> **Extract**:
■ ■ ■ ■ ■

We gather again, here in our State capital and in the midst of Maryland’s legislative session, to promote the cause of life. As happens annually, our Mass is a Lenten Mass and we are providentially offered the Lenten readings of the day to shed light on our efforts.
To begin with, let’s take the penitential prayer of the book of Daniel to heart: “We have sinned and done evil, we have departed from your commandments and your laws.” For aren’t we too ready at times to critique others’ shortcomings before confronting our own failures in respecting the dignity of life. This is not to suggest that the crime of abortion be simply one of many evils, on the same level as our neglect of the poor, our lack of concern about the violence in our streets, our hostility toward the immigrant and our vindictiveness toward criminals convicted of capital offenses. But the selectivity and inconsistency on such life issues on the part of some of us, weakens our credibility when we cry out in defense of life in the womb and in our opposition to euthanasia.

■ ■ ■ ■ ■

> **Raw data**:
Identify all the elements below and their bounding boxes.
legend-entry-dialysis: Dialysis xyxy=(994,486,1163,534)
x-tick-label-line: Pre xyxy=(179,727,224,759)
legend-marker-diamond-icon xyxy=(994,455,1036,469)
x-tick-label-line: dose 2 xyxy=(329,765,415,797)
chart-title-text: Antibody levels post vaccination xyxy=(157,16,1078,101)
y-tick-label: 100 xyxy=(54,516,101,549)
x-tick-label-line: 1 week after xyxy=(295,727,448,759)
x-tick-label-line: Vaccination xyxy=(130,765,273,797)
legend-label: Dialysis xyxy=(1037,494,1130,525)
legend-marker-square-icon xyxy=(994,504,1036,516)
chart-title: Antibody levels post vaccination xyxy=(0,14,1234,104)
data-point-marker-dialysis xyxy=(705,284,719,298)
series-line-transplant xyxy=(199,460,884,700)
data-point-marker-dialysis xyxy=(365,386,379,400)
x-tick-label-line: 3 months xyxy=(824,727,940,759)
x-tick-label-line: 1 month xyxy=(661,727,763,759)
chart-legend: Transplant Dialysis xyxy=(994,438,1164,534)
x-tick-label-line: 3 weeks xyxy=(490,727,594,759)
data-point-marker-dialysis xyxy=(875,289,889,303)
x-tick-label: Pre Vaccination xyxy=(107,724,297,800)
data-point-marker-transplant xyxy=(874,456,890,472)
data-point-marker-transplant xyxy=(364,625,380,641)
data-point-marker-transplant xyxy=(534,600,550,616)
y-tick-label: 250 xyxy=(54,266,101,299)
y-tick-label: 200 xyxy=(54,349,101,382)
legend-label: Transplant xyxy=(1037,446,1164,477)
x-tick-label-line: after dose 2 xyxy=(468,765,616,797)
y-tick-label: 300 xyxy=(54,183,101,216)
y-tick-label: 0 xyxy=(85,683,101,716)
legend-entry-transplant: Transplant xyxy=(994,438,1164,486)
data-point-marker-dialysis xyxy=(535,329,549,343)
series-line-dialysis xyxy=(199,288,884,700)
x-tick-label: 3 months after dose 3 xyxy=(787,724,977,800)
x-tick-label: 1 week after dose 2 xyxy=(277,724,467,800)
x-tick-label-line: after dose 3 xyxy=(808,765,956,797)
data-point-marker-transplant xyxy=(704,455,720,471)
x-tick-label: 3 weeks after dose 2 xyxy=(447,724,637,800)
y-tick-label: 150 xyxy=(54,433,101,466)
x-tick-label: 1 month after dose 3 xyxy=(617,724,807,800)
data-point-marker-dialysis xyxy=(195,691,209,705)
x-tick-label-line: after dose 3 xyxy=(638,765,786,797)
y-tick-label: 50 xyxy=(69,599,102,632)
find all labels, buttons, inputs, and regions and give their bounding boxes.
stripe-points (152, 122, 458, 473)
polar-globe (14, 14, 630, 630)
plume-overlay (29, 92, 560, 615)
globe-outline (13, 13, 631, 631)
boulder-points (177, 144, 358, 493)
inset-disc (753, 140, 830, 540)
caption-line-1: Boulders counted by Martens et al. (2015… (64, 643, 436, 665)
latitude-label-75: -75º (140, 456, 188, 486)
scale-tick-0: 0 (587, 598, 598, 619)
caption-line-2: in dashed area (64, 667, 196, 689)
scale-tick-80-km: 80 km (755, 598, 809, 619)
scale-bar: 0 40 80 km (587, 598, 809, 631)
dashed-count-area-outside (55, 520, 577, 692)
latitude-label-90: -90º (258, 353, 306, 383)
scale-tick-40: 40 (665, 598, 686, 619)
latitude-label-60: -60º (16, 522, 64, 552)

■ ■ ■ ■ ■

> **Brief**: Carry on the Lenten homily about defending life from the point where it stops. The records play no part in this work.

> **Exercise response**:
While in the U.S. last April, Pope Benedict XVI, called us to a renewal of a “formation of the heart,” “an encounter with God in Christ which awakens (our) love and opens (our) spirit to others.” This calls for humility, an admission that while we have some things right, we might not have it all together.
The recent debate in our legislature over capital punishment offered some interesting contrasts. On the one hand we had elected officials strongly advocating for the repeal of capital punishment on religious grounds who, when it comes to abortion refuse to oppose abortion because that would be to impose one’s religious beliefs on others.
On the other hand, we have those happily on our side on the abortion issue. They acknowledge an obvious pro-life conflict in favoring capital punishment, but they vote for capital punishment nonetheless, because it would threaten their re-election not to do so.
Polls tell us that the tide is changing regarding capital punishment though it is still, and promises to be, a highly charged emotional issue. For the sake of consistency in our pro-life message and in a renewal of the formation of the heart called for by Pope Benedict, I would call on all pro-lifers to share the conversion experience that was mine as I listened to Pope John Paul II in St. Louis in 1999: “The dignity of human life must never be taken away, even in the case of someone who has done great evil. Modern society has the means of protecting itself, without definitively denying criminals the chance to reform.”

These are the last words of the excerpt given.